------ Available records
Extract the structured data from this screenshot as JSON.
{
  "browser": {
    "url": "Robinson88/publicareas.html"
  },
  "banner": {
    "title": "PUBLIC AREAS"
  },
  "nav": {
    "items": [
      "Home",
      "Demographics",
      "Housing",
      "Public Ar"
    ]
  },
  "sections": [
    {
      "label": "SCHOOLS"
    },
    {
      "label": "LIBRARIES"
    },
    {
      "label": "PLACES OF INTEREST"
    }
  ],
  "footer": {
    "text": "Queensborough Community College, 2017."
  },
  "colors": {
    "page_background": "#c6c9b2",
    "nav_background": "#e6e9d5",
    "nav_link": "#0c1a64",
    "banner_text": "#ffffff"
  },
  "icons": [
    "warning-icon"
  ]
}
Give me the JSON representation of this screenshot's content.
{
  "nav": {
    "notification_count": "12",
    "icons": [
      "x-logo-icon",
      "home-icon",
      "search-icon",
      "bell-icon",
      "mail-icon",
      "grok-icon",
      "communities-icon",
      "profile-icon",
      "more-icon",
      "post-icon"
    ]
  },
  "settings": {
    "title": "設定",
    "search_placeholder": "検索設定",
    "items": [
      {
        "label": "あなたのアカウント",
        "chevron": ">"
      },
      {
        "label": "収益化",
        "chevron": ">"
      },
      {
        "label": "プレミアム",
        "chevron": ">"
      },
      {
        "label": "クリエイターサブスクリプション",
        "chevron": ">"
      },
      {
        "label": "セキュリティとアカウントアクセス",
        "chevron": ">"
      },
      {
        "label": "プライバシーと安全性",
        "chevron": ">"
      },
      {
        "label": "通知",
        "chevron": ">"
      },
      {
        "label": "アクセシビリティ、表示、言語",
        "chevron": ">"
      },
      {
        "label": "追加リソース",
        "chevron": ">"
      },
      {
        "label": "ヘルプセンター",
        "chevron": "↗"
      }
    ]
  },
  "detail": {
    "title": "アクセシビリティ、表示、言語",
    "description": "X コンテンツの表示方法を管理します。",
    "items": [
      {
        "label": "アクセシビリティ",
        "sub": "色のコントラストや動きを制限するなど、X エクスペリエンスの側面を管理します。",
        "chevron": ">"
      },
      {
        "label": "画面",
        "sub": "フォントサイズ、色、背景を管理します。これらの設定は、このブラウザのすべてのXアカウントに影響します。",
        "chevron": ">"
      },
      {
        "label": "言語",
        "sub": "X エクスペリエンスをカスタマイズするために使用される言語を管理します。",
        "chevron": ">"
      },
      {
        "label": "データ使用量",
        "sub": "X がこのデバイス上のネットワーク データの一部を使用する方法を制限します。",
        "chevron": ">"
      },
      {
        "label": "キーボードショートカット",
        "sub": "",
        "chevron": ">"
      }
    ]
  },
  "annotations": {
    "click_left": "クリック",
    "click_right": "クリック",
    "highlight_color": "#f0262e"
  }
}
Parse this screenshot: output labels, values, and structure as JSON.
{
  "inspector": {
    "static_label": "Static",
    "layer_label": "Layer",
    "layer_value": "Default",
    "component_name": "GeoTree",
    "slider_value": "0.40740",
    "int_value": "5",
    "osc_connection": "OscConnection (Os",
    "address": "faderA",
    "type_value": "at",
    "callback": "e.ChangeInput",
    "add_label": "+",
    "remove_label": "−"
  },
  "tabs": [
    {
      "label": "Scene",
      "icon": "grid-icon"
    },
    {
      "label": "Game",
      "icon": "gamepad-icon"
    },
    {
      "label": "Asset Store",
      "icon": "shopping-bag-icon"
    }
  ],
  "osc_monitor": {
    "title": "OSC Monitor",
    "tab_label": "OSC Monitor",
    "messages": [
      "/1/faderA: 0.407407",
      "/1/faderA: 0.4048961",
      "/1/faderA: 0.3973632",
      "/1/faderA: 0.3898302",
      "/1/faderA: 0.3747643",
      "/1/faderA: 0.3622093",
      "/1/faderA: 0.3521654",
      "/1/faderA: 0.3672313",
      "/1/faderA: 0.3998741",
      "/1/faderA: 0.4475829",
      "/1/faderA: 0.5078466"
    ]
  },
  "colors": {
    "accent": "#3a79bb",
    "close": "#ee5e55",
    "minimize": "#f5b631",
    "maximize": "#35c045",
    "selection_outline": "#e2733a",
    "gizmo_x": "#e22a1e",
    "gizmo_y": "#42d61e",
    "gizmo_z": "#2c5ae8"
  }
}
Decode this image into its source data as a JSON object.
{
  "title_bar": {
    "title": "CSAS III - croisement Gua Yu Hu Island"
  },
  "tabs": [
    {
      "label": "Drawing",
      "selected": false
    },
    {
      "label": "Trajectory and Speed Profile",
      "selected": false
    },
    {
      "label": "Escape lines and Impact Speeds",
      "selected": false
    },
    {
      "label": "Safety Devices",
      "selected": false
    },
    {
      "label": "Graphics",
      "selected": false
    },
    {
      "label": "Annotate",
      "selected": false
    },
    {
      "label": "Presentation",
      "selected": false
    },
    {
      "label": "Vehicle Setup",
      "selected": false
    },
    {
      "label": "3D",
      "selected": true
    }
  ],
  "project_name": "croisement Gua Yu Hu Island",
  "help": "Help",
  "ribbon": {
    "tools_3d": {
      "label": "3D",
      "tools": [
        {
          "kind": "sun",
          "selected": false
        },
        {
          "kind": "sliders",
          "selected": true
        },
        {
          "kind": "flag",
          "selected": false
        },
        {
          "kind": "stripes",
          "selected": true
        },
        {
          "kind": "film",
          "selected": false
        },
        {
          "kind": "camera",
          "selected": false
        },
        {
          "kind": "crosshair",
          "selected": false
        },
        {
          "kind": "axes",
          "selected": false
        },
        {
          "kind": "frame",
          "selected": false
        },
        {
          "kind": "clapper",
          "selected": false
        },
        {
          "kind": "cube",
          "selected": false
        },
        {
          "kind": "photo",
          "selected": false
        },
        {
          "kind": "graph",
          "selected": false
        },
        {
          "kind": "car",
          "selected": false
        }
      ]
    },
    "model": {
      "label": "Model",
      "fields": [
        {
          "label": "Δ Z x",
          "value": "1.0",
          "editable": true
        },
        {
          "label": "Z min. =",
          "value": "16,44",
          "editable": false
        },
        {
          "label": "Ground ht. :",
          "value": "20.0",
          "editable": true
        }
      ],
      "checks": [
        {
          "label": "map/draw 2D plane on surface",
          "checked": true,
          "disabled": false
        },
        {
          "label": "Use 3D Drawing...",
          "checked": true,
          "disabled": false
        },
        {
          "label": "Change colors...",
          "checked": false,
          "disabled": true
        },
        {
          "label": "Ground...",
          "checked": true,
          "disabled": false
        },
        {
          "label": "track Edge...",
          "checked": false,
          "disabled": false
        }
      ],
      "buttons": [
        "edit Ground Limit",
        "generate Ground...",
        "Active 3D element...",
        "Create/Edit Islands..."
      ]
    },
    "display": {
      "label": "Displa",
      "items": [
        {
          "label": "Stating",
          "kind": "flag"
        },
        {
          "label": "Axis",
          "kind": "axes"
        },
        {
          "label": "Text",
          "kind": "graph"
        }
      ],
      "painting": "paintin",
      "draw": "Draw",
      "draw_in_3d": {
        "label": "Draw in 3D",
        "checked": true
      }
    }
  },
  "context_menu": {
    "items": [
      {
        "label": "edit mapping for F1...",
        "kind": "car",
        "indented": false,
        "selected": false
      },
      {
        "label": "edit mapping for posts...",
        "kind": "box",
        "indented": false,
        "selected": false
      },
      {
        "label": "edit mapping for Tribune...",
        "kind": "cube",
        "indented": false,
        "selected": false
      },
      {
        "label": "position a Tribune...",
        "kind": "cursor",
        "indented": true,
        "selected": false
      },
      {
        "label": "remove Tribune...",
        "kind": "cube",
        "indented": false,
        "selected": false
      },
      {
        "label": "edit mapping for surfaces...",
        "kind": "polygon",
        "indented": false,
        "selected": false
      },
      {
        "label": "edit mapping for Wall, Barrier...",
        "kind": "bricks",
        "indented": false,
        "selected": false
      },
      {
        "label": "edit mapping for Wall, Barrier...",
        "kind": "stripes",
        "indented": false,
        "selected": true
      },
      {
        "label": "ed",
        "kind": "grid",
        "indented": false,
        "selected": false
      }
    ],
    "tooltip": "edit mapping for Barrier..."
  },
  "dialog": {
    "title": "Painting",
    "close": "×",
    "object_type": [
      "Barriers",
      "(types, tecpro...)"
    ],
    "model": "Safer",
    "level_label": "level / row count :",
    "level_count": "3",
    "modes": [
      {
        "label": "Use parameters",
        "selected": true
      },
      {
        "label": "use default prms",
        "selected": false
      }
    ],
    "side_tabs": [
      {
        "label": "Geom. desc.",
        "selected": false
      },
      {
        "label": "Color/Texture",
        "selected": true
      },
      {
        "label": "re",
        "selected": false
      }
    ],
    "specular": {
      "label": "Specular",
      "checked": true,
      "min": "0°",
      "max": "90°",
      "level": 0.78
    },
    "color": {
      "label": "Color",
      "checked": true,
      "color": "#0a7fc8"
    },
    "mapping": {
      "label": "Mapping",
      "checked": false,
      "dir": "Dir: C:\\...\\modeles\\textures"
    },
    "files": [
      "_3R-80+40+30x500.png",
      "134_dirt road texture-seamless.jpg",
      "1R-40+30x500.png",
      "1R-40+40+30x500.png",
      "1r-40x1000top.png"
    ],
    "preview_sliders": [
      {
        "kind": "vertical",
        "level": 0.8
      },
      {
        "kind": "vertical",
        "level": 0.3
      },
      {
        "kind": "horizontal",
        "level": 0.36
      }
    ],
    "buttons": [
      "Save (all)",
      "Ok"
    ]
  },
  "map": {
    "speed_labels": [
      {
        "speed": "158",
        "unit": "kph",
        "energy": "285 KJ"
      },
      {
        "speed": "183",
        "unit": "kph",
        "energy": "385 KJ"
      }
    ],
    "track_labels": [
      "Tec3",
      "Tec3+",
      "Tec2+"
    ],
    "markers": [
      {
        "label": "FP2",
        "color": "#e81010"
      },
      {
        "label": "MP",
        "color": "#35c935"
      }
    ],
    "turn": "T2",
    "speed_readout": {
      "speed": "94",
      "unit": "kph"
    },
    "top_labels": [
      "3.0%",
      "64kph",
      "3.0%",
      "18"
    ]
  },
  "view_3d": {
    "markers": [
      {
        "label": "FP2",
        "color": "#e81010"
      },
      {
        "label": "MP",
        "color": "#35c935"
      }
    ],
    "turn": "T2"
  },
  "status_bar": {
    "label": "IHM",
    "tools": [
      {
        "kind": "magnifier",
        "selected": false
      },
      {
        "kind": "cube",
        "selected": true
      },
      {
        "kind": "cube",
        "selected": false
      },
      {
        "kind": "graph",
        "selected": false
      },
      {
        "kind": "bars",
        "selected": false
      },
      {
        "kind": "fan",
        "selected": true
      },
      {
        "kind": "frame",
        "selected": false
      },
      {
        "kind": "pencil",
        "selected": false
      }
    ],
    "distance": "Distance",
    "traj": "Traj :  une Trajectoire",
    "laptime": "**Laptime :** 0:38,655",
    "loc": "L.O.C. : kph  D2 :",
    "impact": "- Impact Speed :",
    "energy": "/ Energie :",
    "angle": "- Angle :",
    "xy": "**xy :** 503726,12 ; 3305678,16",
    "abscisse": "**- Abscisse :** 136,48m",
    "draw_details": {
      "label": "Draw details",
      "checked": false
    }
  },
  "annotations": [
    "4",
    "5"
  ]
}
------------
_Given task:_
List the lines of the records where "this" occurs.

_Exercise answer:_
Extract the structured data from this screenshot as JSON.
Give me the JSON representation of this screenshot's content.
Parse this screenshot: output labels, values, and structure as JSON.
Decode this image into its source data as a JSON object.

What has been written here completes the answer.